[RECORDS FOR THIS TASK]
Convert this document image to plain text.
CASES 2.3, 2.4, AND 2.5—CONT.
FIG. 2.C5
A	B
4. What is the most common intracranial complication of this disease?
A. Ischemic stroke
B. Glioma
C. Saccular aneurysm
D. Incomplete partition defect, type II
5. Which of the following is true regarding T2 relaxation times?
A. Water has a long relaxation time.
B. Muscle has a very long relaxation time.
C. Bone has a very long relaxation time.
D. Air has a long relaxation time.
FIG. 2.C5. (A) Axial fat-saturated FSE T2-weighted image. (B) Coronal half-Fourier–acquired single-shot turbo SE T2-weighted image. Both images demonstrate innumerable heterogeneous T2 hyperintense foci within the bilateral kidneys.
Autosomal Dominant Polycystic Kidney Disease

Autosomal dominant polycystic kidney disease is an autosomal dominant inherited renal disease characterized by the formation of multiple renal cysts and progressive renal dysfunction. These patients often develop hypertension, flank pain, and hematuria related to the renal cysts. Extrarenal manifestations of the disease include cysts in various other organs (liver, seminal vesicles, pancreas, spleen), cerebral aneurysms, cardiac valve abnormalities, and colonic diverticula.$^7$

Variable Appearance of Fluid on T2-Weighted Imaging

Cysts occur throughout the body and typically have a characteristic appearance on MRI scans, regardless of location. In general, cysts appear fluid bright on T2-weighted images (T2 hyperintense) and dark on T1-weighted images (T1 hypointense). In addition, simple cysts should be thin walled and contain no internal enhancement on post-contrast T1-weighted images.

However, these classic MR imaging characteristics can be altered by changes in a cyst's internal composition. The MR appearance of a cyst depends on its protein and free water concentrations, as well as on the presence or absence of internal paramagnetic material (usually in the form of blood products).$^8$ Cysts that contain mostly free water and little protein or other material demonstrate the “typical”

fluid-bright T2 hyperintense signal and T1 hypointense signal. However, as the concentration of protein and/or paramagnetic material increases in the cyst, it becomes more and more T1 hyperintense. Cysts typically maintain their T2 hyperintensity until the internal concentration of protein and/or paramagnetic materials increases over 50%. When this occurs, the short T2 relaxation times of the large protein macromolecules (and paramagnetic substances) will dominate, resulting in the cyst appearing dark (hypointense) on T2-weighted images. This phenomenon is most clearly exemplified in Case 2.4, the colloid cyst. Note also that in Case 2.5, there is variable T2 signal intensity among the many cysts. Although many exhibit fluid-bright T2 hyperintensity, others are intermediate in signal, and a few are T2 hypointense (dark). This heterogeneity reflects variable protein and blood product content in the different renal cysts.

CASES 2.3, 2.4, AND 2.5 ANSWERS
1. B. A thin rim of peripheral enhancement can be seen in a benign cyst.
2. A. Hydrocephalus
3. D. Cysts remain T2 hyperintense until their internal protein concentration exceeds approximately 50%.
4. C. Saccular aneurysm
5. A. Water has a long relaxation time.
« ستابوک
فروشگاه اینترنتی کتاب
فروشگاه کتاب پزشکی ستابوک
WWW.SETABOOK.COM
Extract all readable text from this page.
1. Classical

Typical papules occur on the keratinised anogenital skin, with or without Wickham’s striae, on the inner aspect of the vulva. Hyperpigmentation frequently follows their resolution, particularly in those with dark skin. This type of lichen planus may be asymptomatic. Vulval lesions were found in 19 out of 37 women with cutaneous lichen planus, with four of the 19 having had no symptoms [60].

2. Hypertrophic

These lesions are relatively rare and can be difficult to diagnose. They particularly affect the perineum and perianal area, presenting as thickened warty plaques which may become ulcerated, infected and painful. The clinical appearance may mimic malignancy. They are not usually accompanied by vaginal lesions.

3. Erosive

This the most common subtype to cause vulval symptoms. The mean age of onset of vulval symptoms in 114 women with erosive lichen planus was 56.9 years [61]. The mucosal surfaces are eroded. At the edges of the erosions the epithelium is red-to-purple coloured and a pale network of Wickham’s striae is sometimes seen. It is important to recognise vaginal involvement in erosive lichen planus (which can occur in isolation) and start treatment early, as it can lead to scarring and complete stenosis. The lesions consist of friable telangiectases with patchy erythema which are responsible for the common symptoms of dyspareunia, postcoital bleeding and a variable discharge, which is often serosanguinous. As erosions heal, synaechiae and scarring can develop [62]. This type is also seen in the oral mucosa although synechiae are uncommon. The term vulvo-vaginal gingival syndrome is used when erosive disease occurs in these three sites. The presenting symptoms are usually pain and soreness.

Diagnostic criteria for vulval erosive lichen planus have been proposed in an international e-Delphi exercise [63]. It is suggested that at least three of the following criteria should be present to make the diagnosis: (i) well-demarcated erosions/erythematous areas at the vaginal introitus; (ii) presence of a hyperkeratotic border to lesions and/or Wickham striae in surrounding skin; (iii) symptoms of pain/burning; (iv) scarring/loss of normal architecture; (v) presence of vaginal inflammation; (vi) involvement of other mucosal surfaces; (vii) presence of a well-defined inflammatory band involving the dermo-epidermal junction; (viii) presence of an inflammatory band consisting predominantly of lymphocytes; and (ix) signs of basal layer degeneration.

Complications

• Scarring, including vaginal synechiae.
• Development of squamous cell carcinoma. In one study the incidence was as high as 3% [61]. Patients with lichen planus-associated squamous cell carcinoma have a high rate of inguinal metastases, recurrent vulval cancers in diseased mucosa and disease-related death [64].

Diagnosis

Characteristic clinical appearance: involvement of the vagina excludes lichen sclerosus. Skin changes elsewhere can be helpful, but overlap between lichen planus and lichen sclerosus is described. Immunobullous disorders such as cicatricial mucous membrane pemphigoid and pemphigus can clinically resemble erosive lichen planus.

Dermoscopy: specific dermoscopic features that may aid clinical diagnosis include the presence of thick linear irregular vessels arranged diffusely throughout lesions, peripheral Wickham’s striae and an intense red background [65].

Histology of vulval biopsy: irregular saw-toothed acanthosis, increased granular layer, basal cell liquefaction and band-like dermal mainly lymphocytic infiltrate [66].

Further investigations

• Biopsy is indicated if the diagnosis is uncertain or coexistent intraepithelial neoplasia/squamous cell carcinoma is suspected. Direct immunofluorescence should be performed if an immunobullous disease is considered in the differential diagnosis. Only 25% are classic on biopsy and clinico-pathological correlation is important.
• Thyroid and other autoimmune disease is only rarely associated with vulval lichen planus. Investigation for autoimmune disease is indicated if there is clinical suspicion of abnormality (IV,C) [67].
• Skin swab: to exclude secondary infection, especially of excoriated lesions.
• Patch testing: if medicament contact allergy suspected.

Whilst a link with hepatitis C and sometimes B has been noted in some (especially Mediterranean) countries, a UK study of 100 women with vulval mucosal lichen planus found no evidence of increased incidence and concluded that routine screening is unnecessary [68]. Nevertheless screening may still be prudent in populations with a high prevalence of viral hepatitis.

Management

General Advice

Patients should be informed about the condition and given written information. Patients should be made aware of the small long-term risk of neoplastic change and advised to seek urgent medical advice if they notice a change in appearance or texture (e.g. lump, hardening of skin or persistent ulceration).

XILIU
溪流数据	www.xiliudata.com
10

[EXERCISE INSTRUCTIONS] Nothing should be changed: write out all of the data as is.

[THE ANSWER]
Convert this document image to plain text.
CASES 2.3, 2.4, AND 2.5—CONT.
FIG. 2.C5
A	B
4. What is the most common intracranial complication of this disease?
A. Ischemic stroke
B. Glioma
C. Saccular aneurysm
D. Incomplete partition defect, type II
5. Which of the following is true regarding T2 relaxation times?
A. Water has a long relaxation time.
B. Muscle has a very long relaxation time.
C. Bone has a very long relaxation time.
D. Air has a long relaxation time.
FIG. 2.C5. (A) Axial fat-saturated FSE T2-weighted image. (B) Coronal half-Fourier–acquired single-shot turbo SE T2-weighted image. Both images demonstrate innumerable heterogeneous T2 hyperintense foci within the bilateral kidneys.
Autosomal Dominant Polycystic Kidney Disease

Autosomal dominant polycystic kidney disease is an autosomal dominant inherited renal disease characterized by the formation of multiple renal cysts and progressive renal dysfunction. These patients often develop hypertension, flank pain, and hematuria related to the renal cysts. Extrarenal manifestations of the disease include cysts in various other organs (liver, seminal vesicles, pancreas, spleen), cerebral aneurysms, cardiac valve abnormalities, and colonic diverticula.$^7$

Variable Appearance of Fluid on T2-Weighted Imaging

Cysts occur throughout the body and typically have a characteristic appearance on MRI scans, regardless of location. In general, cysts appear fluid bright on T2-weighted images (T2 hyperintense) and dark on T1-weighted images (T1 hypointense). In addition, simple cysts should be thin walled and contain no internal enhancement on post-contrast T1-weighted images.

However, these classic MR imaging characteristics can be altered by changes in a cyst's internal composition. The MR appearance of a cyst depends on its protein and free water concentrations, as well as on the presence or absence of internal paramagnetic material (usually in the form of blood products).$^8$ Cysts that contain mostly free water and little protein or other material demonstrate the “typical”

fluid-bright T2 hyperintense signal and T1 hypointense signal. However, as the concentration of protein and/or paramagnetic material increases in the cyst, it becomes more and more T1 hyperintense. Cysts typically maintain their T2 hyperintensity until the internal concentration of protein and/or paramagnetic materials increases over 50%. When this occurs, the short T2 relaxation times of the large protein macromolecules (and paramagnetic substances) will dominate, resulting in the cyst appearing dark (hypointense) on T2-weighted images. This phenomenon is most clearly exemplified in Case 2.4, the colloid cyst. Note also that in Case 2.5, there is variable T2 signal intensity among the many cysts. Although many exhibit fluid-bright T2 hyperintensity, others are intermediate in signal, and a few are T2 hypointense (dark). This heterogeneity reflects variable protein and blood product content in the different renal cysts.

CASES 2.3, 2.4, AND 2.5 ANSWERS
1. B. A thin rim of peripheral enhancement can be seen in a benign cyst.
2. A. Hydrocephalus
3. D. Cysts remain T2 hyperintense until their internal protein concentration exceeds approximately 50%.
4. C. Saccular aneurysm
5. A. Water has a long relaxation time.
« ستابوک
فروشگاه اینترنتی کتاب
فروشگاه کتاب پزشکی ستابوک
WWW.SETABOOK.COM
Extract all readable text from this page.
1. Classical

Typical papules occur on the keratinised anogenital skin, with or without Wickham’s striae, on the inner aspect of the vulva. Hyperpigmentation frequently follows their resolution, particularly in those with dark skin. This type of lichen planus may be asymptomatic. Vulval lesions were found in 19 out of 37 women with cutaneous lichen planus, with four of the 19 having had no symptoms [60].

2. Hypertrophic

These lesions are relatively rare and can be difficult to diagnose. They particularly affect the perineum and perianal area, presenting as thickened warty plaques which may become ulcerated, infected and painful. The clinical appearance may mimic malignancy. They are not usually accompanied by vaginal lesions.

3. Erosive

This the most common subtype to cause vulval symptoms. The mean age of onset of vulval symptoms in 114 women with erosive lichen planus was 56.9 years [61]. The mucosal surfaces are eroded. At the edges of the erosions the epithelium is red-to-purple coloured and a pale network of Wickham’s striae is sometimes seen. It is important to recognise vaginal involvement in erosive lichen planus (which can occur in isolation) and start treatment early, as it can lead to scarring and complete stenosis. The lesions consist of friable telangiectases with patchy erythema which are responsible for the common symptoms of dyspareunia, postcoital bleeding and a variable discharge, which is often serosanguinous. As erosions heal, synaechiae and scarring can develop [62]. This type is also seen in the oral mucosa although synechiae are uncommon. The term vulvo-vaginal gingival syndrome is used when erosive disease occurs in these three sites. The presenting symptoms are usually pain and soreness.

Diagnostic criteria for vulval erosive lichen planus have been proposed in an international e-Delphi exercise [63]. It is suggested that at least three of the following criteria should be present to make the diagnosis: (i) well-demarcated erosions/erythematous areas at the vaginal introitus; (ii) presence of a hyperkeratotic border to lesions and/or Wickham striae in surrounding skin; (iii) symptoms of pain/burning; (iv) scarring/loss of normal architecture; (v) presence of vaginal inflammation; (vi) involvement of other mucosal surfaces; (vii) presence of a well-defined inflammatory band involving the dermo-epidermal junction; (viii) presence of an inflammatory band consisting predominantly of lymphocytes; and (ix) signs of basal layer degeneration.

Complications

• Scarring, including vaginal synechiae.
• Development of squamous cell carcinoma. In one study the incidence was as high as 3% [61]. Patients with lichen planus-associated squamous cell carcinoma have a high rate of inguinal metastases, recurrent vulval cancers in diseased mucosa and disease-related death [64].

Diagnosis

Characteristic clinical appearance: involvement of the vagina excludes lichen sclerosus. Skin changes elsewhere can be helpful, but overlap between lichen planus and lichen sclerosus is described. Immunobullous disorders such as cicatricial mucous membrane pemphigoid and pemphigus can clinically resemble erosive lichen planus.

Dermoscopy: specific dermoscopic features that may aid clinical diagnosis include the presence of thick linear irregular vessels arranged diffusely throughout lesions, peripheral Wickham’s striae and an intense red background [65].

Histology of vulval biopsy: irregular saw-toothed acanthosis, increased granular layer, basal cell liquefaction and band-like dermal mainly lymphocytic infiltrate [66].

Further investigations

• Biopsy is indicated if the diagnosis is uncertain or coexistent intraepithelial neoplasia/squamous cell carcinoma is suspected. Direct immunofluorescence should be performed if an immunobullous disease is considered in the differential diagnosis. Only 25% are classic on biopsy and clinico-pathological correlation is important.
• Thyroid and other autoimmune disease is only rarely associated with vulval lichen planus. Investigation for autoimmune disease is indicated if there is clinical suspicion of abnormality (IV,C) [67].
• Skin swab: to exclude secondary infection, especially of excoriated lesions.
• Patch testing: if medicament contact allergy suspected.

Whilst a link with hepatitis C and sometimes B has been noted in some (especially Mediterranean) countries, a UK study of 100 women with vulval mucosal lichen planus found no evidence of increased incidence and concluded that routine screening is unnecessary [68]. Nevertheless screening may still be prudent in populations with a high prevalence of viral hepatitis.

Management

General Advice

Patients should be informed about the condition and given written information. Patients should be made aware of the small long-term risk of neoplastic change and advised to seek urgent medical advice if they notice a change in appearance or texture (e.g. lump, hardening of skin or persistent ulceration).

XILIU
溪流数据	www.xiliudata.com
10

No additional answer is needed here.